# Task
Below is a block of records; return all of them exactly, but without the images.

# Stored records
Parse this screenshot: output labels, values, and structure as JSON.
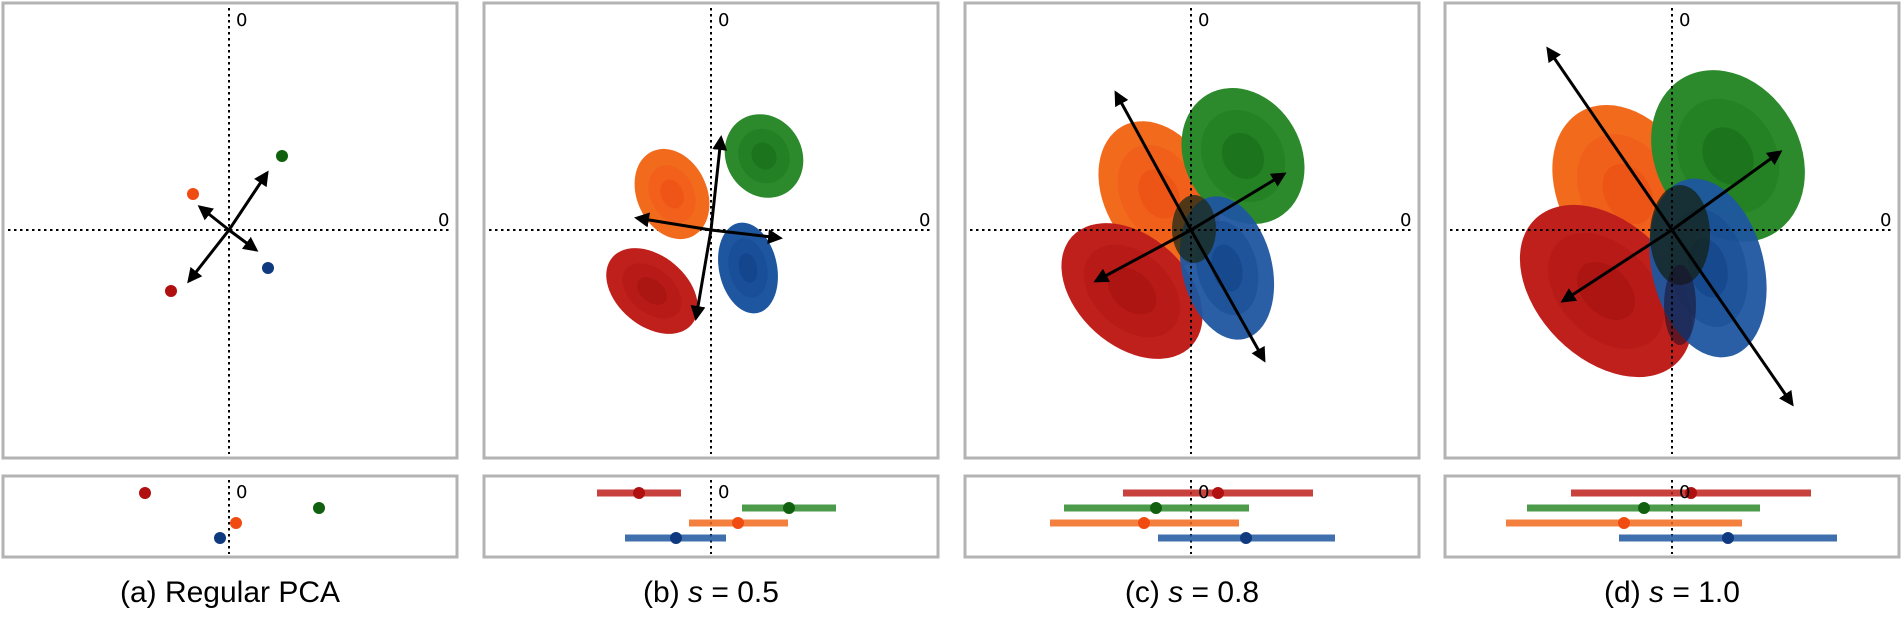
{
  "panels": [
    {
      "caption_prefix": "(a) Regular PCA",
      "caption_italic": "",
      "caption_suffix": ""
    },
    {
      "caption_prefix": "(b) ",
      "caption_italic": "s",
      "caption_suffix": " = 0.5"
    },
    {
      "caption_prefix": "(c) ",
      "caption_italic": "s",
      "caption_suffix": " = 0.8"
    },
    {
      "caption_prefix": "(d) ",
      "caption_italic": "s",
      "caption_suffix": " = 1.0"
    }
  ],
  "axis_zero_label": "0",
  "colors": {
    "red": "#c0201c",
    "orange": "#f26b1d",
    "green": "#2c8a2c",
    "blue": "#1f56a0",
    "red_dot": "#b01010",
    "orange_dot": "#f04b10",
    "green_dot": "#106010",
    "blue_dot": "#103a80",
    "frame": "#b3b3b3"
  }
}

# Finished answer
Parse this screenshot: output labels, values, and structure as JSON.
{
  "panels": [
    {
      "caption_prefix": "(a) Regular PCA",
      "caption_italic": "",
      "caption_suffix": ""
    },
    {
      "caption_prefix": "(b) ",
      "caption_italic": "s",
      "caption_suffix": " = 0.5"
    },
    {
      "caption_prefix": "(c) ",
      "caption_italic": "s",
      "caption_suffix": " = 0.8"
    },
    {
      "caption_prefix": "(d) ",
      "caption_italic": "s",
      "caption_suffix": " = 1.0"
    }
  ],
  "axis_zero_label": "0",
  "colors": {
    "red": "#c0201c",
    "orange": "#f26b1d",
    "green": "#2c8a2c",
    "blue": "#1f56a0",
    "red_dot": "#b01010",
    "orange_dot": "#f04b10",
    "green_dot": "#106010",
    "blue_dot": "#103a80",
    "frame": "#b3b3b3"
  }
}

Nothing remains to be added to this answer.